Spot each line in the records below where the word "ylabel" occurs, then copy it.

:: Records for this exercise

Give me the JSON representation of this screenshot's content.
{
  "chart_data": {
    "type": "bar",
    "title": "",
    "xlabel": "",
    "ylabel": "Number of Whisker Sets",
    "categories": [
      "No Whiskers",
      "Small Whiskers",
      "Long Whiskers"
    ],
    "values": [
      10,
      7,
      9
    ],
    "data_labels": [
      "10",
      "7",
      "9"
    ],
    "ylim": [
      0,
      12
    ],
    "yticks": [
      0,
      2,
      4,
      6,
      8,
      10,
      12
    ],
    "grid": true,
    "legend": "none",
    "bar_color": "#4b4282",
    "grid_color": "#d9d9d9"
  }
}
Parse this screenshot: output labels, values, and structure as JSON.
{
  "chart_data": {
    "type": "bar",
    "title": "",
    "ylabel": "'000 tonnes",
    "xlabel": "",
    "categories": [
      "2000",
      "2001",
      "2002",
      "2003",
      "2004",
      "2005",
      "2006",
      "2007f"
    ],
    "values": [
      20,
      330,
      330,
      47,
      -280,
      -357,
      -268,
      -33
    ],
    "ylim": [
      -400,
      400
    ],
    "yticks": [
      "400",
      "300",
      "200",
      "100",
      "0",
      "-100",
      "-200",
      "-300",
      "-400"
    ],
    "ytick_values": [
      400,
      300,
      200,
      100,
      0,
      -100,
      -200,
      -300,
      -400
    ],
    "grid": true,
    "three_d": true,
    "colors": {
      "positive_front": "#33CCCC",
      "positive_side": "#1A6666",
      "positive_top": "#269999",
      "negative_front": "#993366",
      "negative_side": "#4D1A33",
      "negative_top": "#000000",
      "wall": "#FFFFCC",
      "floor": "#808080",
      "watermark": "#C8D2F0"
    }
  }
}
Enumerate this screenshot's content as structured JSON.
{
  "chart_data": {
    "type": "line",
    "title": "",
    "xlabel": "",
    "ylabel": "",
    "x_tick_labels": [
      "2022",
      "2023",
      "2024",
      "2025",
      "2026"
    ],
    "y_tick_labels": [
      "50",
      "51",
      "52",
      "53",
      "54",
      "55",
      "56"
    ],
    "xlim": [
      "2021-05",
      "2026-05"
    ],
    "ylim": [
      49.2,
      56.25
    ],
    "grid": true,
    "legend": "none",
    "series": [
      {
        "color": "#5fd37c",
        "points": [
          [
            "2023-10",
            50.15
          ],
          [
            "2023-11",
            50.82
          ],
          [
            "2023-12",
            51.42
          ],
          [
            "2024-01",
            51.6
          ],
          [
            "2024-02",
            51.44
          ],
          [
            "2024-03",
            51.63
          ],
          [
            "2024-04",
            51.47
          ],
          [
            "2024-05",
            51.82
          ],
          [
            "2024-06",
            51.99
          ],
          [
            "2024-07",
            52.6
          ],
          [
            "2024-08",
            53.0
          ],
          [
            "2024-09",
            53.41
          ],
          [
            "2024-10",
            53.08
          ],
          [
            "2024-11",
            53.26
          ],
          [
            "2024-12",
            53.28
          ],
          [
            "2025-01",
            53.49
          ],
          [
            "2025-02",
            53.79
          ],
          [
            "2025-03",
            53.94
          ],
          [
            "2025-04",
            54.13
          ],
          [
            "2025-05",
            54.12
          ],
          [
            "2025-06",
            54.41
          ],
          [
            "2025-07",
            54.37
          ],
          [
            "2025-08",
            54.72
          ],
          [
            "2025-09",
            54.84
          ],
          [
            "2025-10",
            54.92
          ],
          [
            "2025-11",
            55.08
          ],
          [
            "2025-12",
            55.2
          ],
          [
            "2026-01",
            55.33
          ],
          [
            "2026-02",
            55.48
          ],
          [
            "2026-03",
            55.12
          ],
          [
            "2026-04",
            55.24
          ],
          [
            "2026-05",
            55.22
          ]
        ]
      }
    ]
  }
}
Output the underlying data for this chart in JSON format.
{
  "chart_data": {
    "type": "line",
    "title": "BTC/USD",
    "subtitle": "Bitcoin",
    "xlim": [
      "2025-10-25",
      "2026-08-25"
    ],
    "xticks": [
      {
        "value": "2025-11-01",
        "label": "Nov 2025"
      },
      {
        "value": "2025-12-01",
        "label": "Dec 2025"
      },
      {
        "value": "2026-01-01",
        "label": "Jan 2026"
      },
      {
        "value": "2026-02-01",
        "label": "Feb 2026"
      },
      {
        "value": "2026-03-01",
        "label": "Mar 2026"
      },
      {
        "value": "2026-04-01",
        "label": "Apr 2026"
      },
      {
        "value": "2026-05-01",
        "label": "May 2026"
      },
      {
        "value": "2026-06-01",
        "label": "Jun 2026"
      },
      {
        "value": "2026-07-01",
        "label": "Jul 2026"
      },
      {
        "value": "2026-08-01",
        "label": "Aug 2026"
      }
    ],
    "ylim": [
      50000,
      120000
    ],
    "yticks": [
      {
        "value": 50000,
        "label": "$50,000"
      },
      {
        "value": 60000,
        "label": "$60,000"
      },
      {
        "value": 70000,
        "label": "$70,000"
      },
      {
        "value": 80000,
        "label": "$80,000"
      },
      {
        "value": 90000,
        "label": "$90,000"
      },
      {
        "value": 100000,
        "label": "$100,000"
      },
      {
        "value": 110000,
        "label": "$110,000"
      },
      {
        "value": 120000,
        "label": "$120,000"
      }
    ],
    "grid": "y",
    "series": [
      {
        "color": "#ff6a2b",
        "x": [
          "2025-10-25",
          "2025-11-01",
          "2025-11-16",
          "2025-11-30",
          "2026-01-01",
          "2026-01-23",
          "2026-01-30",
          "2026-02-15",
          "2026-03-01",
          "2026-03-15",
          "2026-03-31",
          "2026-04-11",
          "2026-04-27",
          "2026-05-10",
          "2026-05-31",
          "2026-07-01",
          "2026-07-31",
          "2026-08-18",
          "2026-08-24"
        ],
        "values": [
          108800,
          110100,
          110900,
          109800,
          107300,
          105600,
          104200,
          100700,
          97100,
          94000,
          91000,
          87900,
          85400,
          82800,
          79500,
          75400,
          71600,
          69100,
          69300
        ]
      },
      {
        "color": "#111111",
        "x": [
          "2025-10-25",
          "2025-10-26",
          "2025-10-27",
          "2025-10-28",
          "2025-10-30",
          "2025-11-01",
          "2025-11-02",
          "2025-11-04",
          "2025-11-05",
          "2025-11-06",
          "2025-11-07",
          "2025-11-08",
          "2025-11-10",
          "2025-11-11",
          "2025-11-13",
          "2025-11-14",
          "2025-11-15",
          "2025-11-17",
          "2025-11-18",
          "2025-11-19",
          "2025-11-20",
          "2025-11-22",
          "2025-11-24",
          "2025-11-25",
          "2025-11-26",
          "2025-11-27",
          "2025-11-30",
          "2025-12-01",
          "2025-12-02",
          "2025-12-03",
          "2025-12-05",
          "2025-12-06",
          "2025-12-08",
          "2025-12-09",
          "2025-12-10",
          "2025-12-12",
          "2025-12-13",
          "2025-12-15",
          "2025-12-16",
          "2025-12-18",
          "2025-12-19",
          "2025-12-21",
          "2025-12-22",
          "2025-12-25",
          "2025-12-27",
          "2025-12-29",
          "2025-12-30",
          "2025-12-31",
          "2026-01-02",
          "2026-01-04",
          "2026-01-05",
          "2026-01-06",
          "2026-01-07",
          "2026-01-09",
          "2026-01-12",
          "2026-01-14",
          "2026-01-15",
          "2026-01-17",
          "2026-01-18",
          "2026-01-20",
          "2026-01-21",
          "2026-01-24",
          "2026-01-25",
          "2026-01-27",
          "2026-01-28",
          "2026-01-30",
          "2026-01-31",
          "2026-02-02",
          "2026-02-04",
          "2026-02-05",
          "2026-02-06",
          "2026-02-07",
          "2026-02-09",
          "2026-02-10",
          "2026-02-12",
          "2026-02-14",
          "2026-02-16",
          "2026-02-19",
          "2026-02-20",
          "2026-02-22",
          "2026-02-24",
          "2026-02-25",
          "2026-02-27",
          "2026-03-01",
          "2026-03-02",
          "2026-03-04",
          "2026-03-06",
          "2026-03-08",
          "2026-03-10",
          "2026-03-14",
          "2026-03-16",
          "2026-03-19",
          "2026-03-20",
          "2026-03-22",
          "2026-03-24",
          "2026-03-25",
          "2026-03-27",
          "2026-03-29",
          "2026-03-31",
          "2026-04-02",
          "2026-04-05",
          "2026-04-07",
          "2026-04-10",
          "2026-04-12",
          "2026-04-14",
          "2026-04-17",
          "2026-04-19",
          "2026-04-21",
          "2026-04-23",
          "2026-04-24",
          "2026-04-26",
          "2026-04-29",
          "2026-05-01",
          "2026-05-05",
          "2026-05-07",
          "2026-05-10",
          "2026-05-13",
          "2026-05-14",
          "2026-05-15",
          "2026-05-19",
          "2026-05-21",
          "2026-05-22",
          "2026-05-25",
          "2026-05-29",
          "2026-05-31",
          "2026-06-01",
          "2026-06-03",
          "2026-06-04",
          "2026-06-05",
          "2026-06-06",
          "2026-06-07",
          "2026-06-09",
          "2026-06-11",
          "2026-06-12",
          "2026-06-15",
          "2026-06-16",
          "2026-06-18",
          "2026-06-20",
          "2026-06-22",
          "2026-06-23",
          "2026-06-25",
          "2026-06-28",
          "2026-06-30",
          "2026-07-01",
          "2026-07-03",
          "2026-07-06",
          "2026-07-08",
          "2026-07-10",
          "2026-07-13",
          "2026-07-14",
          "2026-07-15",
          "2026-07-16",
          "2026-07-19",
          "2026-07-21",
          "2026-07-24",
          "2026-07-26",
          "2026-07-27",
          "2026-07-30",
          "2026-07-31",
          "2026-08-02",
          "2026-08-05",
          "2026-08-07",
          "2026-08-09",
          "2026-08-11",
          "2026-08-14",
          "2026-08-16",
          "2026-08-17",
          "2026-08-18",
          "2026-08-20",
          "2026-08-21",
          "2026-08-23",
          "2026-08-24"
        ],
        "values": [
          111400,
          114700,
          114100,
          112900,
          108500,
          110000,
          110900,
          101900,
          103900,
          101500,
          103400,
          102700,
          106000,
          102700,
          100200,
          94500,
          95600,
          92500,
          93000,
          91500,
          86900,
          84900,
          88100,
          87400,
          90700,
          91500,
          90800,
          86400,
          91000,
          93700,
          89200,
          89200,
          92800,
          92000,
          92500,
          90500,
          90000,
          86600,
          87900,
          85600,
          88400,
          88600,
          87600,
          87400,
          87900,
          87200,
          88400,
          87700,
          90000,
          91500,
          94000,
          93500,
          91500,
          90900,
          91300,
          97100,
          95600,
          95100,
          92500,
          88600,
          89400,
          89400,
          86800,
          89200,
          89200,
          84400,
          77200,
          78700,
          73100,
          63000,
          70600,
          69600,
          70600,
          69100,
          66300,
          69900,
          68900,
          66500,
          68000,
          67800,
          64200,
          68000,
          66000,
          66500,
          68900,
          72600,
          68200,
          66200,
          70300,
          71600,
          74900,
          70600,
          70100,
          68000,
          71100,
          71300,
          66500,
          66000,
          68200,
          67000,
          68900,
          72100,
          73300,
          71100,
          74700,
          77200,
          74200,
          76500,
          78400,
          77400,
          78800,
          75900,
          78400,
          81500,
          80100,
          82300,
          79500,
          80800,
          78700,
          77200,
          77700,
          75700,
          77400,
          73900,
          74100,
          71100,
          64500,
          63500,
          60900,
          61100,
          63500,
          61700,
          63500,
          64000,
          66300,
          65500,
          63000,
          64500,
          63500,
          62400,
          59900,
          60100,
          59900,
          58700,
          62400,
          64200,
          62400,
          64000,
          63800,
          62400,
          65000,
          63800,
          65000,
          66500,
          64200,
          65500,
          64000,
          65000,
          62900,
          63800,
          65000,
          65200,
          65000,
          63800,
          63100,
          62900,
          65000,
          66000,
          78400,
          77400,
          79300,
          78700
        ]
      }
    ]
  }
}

::::

▶ _Finished exercise_:
    "ylabel": "Number of Whisker Sets",
    "ylabel": "'000 tonnes",
    "ylabel": "",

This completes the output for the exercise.